Collect every line that includes the string "Establécese".

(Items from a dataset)
• • • •

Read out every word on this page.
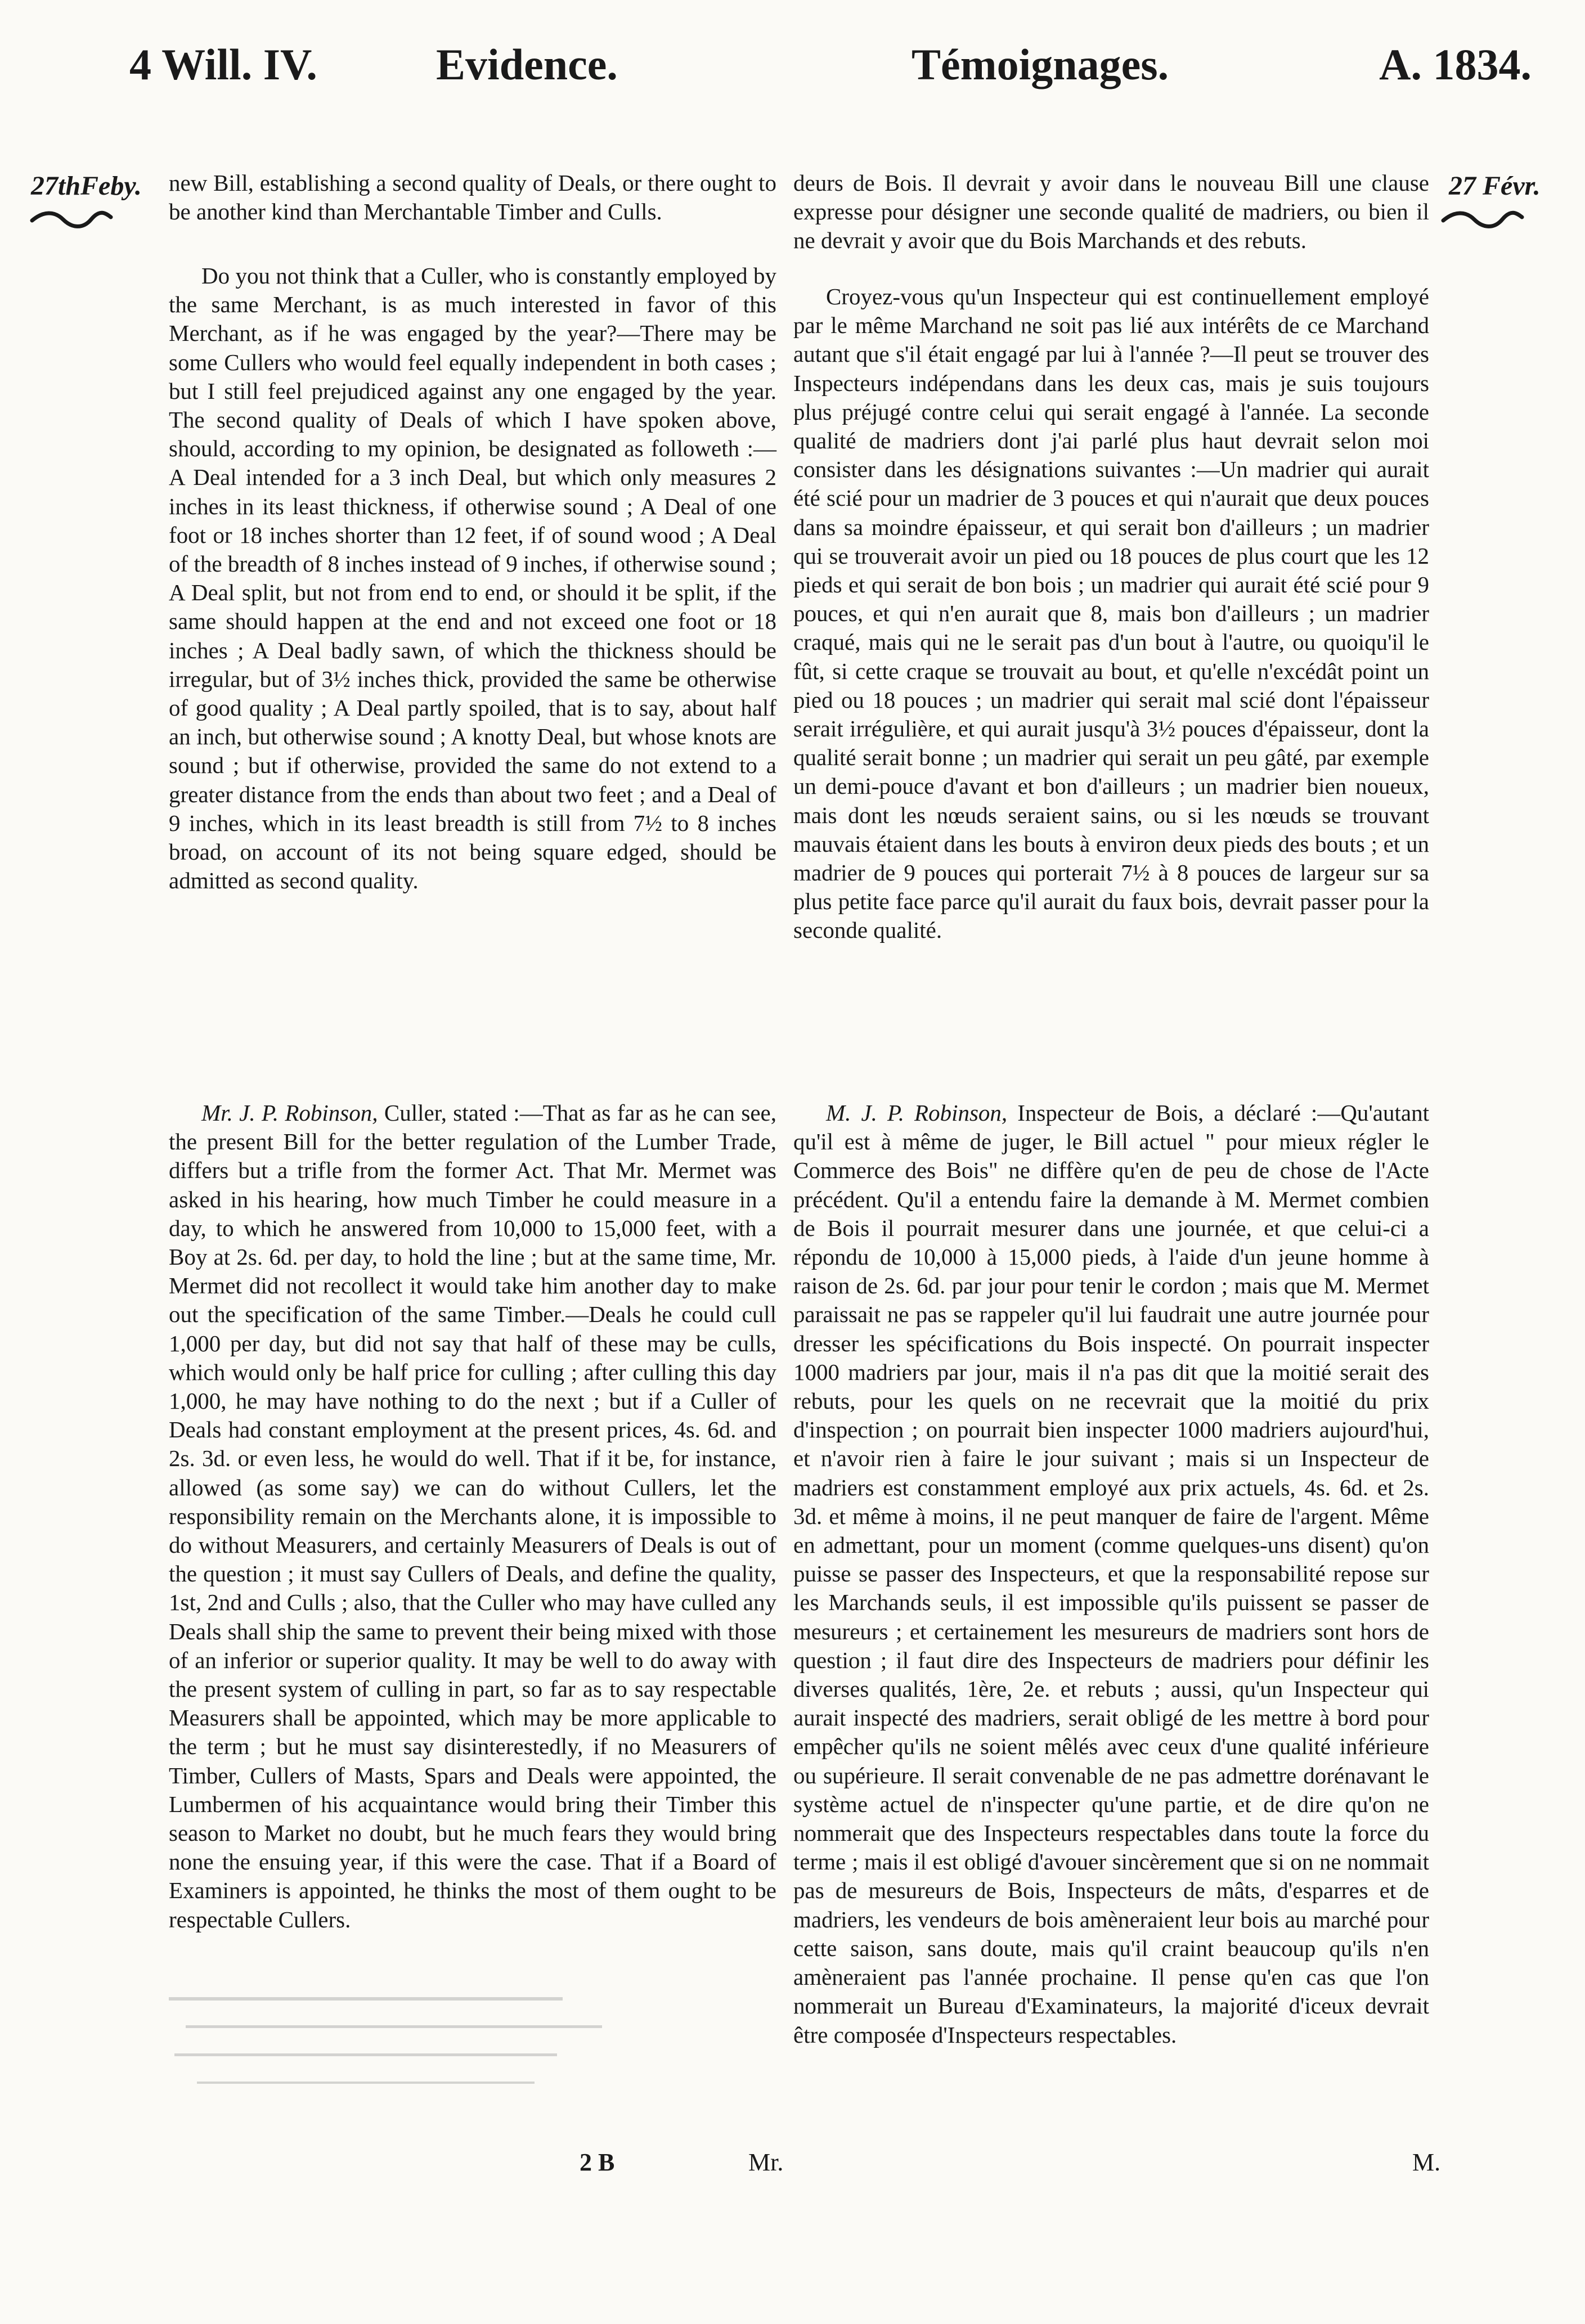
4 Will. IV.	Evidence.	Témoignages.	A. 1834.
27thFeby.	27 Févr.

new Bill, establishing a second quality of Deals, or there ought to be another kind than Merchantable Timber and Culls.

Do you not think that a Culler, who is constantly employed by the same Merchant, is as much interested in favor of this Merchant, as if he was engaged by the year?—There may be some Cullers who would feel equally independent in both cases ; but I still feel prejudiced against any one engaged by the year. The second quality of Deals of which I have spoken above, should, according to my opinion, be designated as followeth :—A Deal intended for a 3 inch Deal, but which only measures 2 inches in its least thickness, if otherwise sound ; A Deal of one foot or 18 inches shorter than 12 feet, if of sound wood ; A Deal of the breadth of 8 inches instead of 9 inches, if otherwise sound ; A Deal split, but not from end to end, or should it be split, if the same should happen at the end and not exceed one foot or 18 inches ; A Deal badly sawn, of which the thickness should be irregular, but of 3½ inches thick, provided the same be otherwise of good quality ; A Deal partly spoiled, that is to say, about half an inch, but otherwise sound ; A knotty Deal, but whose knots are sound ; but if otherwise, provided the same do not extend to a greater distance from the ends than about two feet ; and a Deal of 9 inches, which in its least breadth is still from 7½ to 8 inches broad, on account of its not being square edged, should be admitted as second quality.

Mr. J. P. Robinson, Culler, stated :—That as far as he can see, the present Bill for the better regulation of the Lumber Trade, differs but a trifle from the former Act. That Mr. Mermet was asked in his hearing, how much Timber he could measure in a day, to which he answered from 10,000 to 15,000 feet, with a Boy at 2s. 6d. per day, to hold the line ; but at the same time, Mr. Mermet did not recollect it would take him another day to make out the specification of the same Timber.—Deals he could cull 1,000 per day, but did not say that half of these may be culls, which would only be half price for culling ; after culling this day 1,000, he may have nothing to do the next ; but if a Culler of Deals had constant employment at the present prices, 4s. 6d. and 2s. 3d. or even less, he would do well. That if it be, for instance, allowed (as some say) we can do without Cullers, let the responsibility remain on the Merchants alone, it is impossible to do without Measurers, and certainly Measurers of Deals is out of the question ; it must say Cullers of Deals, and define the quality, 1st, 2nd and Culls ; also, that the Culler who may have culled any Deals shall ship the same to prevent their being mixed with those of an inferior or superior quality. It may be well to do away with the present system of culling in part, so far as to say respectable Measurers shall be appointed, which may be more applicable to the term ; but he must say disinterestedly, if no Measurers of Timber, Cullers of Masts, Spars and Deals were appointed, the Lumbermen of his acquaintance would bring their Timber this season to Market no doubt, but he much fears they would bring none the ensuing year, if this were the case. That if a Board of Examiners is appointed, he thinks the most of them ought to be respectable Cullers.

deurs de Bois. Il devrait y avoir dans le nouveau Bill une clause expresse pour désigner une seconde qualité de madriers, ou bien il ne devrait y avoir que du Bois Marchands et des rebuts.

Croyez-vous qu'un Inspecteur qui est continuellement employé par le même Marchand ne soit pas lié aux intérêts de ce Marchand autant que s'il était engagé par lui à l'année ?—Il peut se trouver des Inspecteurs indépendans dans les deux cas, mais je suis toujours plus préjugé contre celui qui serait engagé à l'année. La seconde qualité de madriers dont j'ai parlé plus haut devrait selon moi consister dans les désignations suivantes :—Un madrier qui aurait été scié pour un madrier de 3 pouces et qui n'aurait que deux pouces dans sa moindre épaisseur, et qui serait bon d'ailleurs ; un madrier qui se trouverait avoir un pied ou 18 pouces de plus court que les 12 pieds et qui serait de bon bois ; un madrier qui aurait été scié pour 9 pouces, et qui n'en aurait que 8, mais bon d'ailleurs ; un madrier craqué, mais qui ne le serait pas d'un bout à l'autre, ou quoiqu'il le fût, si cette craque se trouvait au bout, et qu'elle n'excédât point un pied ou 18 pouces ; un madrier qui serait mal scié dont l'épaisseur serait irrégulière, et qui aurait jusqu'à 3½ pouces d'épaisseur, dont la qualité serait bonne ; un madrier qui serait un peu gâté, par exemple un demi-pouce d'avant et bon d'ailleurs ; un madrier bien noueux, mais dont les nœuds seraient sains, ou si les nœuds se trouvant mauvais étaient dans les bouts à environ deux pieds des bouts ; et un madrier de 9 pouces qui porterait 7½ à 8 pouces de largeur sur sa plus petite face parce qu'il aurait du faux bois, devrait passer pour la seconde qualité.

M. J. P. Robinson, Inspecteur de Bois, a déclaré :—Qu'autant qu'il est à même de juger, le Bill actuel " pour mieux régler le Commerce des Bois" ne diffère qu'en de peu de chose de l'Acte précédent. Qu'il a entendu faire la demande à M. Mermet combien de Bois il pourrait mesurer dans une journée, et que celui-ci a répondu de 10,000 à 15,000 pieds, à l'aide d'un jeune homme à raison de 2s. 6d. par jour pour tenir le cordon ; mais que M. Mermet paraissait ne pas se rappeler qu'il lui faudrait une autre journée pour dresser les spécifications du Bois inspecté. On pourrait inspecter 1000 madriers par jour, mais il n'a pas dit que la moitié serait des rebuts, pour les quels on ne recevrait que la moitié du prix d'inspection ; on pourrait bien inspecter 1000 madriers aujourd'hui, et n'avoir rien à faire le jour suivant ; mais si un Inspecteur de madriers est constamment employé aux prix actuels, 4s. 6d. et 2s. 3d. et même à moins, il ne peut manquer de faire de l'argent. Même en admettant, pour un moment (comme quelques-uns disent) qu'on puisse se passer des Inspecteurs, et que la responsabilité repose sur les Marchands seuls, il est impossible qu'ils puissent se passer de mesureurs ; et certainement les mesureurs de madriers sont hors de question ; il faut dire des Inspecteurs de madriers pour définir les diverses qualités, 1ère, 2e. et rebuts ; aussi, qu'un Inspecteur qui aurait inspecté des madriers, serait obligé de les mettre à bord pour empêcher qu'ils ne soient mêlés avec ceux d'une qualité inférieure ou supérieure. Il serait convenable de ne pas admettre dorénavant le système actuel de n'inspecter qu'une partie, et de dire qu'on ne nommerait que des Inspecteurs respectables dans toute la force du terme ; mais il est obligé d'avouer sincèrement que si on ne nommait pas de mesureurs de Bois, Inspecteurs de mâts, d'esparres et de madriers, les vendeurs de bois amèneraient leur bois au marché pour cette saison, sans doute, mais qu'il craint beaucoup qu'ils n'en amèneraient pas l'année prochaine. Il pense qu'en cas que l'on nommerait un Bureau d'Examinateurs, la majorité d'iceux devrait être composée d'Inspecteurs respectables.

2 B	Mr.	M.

• • • •

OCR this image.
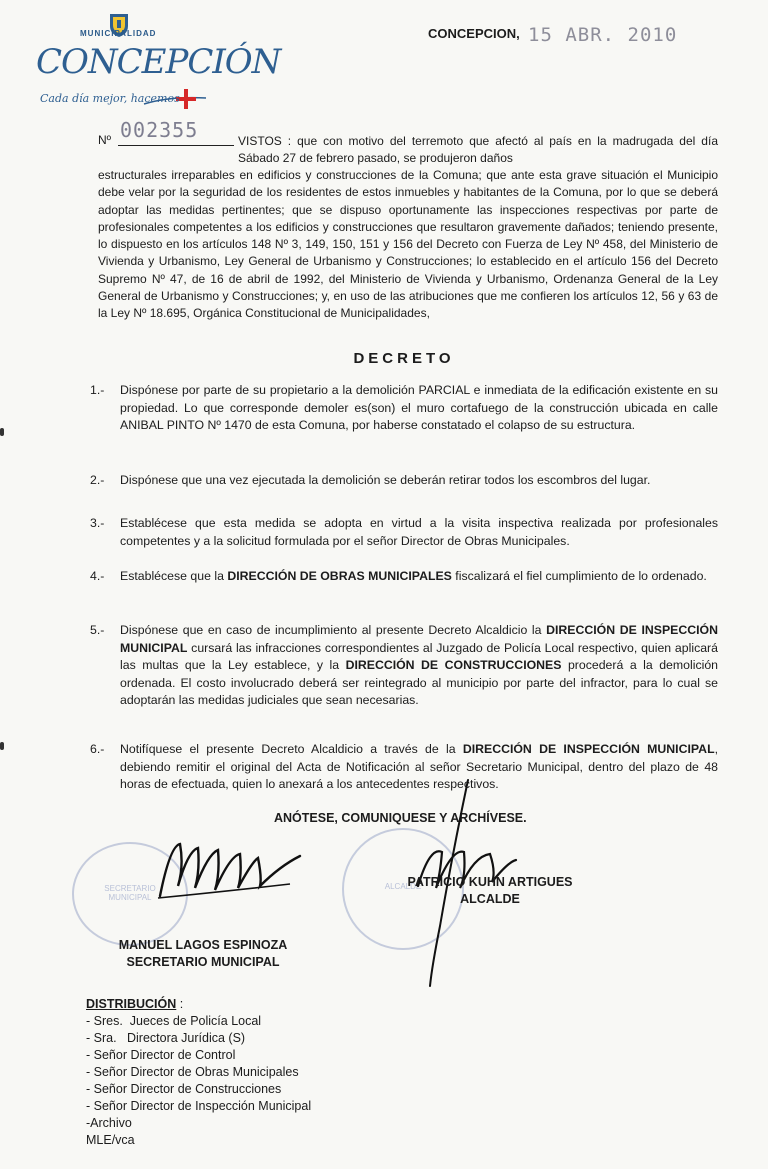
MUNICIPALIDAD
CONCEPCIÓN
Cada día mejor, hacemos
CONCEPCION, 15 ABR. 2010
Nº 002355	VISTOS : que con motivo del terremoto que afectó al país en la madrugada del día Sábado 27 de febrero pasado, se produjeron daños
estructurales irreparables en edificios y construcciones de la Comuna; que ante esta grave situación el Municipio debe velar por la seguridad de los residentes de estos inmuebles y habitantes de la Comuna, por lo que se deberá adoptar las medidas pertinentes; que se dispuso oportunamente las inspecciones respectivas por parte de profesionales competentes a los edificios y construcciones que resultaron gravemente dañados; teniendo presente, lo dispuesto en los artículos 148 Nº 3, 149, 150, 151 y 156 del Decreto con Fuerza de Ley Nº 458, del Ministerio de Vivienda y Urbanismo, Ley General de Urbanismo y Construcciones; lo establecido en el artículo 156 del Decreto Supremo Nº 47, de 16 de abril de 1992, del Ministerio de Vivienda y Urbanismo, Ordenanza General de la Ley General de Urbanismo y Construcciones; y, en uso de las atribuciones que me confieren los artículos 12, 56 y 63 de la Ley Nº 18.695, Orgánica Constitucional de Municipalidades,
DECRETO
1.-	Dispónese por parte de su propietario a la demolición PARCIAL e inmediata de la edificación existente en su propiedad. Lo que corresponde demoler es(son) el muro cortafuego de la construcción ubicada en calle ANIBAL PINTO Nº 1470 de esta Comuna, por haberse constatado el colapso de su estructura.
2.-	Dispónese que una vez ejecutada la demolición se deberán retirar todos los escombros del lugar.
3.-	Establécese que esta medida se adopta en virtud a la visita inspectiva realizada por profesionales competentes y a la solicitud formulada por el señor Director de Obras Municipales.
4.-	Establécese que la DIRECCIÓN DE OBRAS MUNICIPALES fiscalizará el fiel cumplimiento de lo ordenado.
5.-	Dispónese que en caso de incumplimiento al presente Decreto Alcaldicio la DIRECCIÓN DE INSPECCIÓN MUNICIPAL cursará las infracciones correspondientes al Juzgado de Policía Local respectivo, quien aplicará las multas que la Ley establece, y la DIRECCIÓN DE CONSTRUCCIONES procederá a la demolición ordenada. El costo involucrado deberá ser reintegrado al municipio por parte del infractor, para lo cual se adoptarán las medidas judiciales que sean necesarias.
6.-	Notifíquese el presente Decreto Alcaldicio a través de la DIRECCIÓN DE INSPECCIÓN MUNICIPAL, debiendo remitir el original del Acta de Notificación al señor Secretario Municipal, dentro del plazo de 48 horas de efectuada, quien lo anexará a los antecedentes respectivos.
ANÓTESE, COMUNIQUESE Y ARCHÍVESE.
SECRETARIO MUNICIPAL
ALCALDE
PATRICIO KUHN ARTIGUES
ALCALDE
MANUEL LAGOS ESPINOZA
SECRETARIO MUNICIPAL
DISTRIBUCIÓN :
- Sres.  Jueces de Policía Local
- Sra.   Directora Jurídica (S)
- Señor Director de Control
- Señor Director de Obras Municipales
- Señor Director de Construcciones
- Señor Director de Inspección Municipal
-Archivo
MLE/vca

• • • •

» **Final result**
3.-	Establécese que esta medida se adopta en virtud a la visita inspectiva realizada por profesionales competentes y a la solicitud formulada por el señor Director de Obras Municipales.
4.-	Establécese que la DIRECCIÓN DE OBRAS MUNICIPALES fiscalizará el fiel cumplimiento de lo ordenado.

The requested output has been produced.